Begin DATA ENTRIES

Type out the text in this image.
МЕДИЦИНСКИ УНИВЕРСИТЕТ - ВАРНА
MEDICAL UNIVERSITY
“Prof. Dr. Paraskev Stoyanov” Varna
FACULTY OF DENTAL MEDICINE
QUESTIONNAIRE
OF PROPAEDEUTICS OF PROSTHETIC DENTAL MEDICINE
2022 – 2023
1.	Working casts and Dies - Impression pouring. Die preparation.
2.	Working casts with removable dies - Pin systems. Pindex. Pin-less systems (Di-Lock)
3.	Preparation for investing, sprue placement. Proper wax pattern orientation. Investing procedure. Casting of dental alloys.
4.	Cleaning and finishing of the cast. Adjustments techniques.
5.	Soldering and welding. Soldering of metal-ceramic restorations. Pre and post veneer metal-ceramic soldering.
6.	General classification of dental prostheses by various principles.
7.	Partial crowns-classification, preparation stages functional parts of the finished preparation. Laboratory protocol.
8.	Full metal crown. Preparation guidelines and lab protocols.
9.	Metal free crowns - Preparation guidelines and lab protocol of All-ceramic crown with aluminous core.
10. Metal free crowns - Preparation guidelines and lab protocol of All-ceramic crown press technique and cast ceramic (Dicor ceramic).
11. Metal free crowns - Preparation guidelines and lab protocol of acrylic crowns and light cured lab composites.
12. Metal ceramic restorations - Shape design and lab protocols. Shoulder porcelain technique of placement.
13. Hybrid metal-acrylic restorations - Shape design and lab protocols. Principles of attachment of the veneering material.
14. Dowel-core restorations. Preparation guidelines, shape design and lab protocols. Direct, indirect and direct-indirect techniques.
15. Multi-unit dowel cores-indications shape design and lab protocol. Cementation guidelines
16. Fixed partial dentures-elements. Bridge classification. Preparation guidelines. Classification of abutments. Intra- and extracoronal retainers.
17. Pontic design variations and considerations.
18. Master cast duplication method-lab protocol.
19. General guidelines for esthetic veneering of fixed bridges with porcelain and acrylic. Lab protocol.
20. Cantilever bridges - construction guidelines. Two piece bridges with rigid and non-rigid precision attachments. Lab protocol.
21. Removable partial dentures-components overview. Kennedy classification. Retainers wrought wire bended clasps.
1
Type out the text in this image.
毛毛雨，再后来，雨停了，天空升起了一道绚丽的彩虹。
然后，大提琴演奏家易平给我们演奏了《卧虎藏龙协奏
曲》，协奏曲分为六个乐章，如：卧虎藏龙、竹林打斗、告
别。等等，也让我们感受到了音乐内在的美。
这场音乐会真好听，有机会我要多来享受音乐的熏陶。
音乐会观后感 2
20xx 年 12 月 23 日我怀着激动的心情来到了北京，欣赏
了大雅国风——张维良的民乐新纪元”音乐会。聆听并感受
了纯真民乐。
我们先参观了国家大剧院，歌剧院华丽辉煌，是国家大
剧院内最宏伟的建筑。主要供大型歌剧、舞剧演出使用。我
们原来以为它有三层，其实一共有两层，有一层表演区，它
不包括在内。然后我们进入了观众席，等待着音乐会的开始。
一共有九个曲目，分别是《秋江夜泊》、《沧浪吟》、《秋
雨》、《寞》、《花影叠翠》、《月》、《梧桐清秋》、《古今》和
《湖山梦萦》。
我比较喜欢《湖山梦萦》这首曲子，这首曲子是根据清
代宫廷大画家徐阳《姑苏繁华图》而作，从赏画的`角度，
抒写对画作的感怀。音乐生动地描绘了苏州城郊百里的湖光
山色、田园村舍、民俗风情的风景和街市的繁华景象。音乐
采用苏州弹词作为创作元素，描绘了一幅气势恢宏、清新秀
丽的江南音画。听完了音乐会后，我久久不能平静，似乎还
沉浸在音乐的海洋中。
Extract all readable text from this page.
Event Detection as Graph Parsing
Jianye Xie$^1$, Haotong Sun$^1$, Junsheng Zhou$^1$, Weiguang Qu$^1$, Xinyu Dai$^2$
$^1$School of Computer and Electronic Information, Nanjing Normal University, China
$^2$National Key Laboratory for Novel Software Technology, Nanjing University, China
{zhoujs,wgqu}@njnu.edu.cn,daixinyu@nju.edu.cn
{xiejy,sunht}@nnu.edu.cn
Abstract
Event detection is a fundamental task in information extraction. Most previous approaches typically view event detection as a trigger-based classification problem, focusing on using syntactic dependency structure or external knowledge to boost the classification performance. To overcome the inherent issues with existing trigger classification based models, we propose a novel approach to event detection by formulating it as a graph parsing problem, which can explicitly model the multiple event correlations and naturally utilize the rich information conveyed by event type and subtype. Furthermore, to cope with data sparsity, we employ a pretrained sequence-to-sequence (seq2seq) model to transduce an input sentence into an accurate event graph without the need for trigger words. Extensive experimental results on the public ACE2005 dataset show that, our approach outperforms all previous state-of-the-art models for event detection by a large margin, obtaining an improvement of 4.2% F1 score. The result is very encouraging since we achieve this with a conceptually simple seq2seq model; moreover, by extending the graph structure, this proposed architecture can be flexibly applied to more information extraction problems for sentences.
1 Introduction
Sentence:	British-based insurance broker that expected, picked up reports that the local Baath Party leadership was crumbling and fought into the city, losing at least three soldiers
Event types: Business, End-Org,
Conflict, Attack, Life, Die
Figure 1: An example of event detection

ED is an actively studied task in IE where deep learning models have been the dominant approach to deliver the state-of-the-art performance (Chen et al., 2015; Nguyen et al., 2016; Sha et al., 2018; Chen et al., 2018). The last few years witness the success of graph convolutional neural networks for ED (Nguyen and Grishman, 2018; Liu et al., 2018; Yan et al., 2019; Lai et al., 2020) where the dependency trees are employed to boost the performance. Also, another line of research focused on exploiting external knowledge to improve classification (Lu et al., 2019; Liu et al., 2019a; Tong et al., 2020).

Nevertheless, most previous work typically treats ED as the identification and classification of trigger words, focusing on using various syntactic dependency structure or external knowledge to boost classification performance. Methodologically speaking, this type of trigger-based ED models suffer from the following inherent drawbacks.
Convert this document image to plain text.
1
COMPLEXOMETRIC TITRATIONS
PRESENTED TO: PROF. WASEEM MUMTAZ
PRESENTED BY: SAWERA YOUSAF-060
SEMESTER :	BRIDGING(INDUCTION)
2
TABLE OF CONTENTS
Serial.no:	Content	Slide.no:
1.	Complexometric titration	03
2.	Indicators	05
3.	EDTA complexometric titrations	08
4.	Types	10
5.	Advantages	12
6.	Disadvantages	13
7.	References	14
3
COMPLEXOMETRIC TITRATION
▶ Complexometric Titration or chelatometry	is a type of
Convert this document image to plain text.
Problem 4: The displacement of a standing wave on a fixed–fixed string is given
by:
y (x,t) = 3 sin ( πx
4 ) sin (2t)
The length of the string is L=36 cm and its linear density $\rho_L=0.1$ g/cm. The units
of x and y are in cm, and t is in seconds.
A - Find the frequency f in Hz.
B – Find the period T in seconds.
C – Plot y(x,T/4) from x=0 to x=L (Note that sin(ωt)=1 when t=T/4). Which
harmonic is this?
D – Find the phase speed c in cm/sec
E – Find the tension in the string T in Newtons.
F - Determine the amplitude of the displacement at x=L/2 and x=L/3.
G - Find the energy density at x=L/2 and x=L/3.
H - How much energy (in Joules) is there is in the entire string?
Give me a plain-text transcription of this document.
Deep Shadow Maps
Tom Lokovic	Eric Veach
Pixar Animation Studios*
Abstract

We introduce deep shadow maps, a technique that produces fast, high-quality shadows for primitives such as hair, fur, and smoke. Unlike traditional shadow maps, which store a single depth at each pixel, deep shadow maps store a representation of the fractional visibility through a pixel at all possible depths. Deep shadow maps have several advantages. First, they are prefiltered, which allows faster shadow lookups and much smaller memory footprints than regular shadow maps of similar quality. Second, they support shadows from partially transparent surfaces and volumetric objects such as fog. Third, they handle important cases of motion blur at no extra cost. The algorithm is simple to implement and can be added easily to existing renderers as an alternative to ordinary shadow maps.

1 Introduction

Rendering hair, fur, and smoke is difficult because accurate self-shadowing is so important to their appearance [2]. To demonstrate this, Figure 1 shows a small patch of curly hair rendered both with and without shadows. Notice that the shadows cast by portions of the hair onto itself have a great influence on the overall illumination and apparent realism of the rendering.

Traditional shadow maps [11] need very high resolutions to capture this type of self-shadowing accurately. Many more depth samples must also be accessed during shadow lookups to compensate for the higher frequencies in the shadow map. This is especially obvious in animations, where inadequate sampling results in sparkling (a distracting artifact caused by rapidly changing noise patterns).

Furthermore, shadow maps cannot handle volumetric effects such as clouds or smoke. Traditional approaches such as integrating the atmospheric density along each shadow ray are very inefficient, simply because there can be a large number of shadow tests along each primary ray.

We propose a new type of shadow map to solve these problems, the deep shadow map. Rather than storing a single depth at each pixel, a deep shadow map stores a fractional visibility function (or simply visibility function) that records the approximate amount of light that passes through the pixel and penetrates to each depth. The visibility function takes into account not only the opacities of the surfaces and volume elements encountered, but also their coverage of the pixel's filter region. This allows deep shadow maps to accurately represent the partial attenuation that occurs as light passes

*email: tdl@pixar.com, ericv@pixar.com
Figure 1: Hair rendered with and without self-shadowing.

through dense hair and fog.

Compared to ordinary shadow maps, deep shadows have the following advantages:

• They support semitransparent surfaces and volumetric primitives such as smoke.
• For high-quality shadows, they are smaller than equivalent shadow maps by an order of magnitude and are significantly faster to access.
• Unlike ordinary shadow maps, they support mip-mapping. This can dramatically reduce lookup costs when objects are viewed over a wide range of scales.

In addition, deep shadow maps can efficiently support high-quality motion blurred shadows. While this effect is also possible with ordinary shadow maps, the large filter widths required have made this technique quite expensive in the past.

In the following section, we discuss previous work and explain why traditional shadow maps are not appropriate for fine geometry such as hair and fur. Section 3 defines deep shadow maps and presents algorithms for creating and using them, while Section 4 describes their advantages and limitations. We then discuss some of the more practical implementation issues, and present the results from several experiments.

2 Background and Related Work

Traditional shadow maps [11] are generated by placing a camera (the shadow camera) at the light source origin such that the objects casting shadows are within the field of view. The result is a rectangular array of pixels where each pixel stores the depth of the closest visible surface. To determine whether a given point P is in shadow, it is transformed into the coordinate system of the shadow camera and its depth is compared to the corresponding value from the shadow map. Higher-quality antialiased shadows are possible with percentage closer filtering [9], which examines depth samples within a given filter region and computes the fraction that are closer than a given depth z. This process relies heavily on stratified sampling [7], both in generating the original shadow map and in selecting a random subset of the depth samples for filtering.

End DATA ENTRIES

WORK TO DO: Your task is to collect every line above that contains the word "casts".

SOLUTION FOR THIS TASK:
1.	Working casts and Dies - Impression pouring. Die preparation.
2.	Working casts with removable dies - Pin systems. Pindex. Pin-less systems (Di-Lock)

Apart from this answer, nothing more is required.